::: READING TEXT :::

But for all its standing as a national society, let alone the undoubted significance the organizers of KU’s Phi Beta Kappa chapter placed on its establishment, the news media of the time took little notice of the achievement. There was only one small item in a student paper called the Kansas Review. In its edition of April 16, 1890, the publication noted the honor society’s formation by commenting, “The jealous ones say that they would not be members of a fraternity composed of bookworms and faculty pets, but the chosen ones feel proud of the honor, as well they may.”



Other than that, as KU Greek professor Wilson Sterling noted in a 1930 talk marking the 40th anniversary of the chapter’s establishment on Mount Oread, the founding of the first chapter west of the Mississippi “slipped into the University almost as quietly as the falling dew.” The arrival of Phi Beta Kappa caused “little commotion,” observed Sterling, who added that a careful scan of the files of city newspapers for 1890 yielded “not a single mention of our founding,” and “no mention of the name Phi Beta Kappa.” But as Sterling explained, “Phi Beta Kappa neither courts nor fears publicity, as it rests on wholly different sanctions.”



In addition to the dearth of media coverage, the new chapter also seems to have lacked any concrete selection criteria for new members, such as a minimum grade-point-average. The Alpha of Kansas charter simply called for election of new members “primarily from the best scholars of the graduating classes of the University,” with the added stipulation that “good moral character shall be a qualification for membership.”



(Even today, the qualifications for membership, as defined by the Constitution of the Phi Beta Kappa Society, are simply “high scholarship in the arts and sciences and good character.” Each chapter thus sets its own particular academic benchmarks under this rubric. As of 2004, KU required at least a 3.65 cumulative GPA, 105 credit hours and evidence of having taken rigorous coursework in the liberal arts and sciences.)

::: MATERIAL PROVIDED :::

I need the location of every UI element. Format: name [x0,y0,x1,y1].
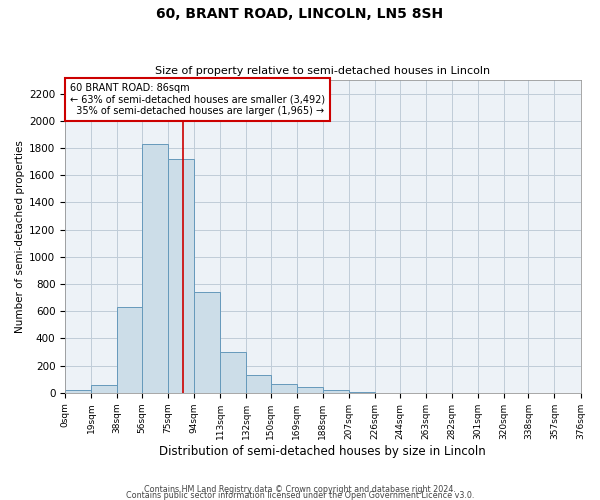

:::

__TASK LIST__.
1. According to the passage on KU's Phi Beta Kappa chapter, which student paper carried the only small item on the chapter's formation?
2. From the passage on KU's Phi Beta Kappa chapter, quote the text between "In addition to" and "arts and sciences.)", inclusive.

__EXERCISE SOLUTIONS__.
1. The Kansas Review.

2.
In addition to the dearth of media coverage, the new chapter also seems to have lacked any concrete selection criteria for new members, such as a minimum grade-point-average. The Alpha of Kansas charter simply called for election of new members “primarily from the best scholars of the graduating classes of the University,” with the added stipulation that “good moral character shall be a qualification for membership.”



(Even today, the qualifications for membership, as defined by the Constitution of the Phi Beta Kappa Society, are simply “high scholarship in the arts and sciences and good character.” Each chapter thus sets its own particular academic benchmarks under this rubric. As of 2004, KU required at least a 3.65 cumulative GPA, 105 credit hours and evidence of having taken rigorous coursework in the liberal arts and sciences.)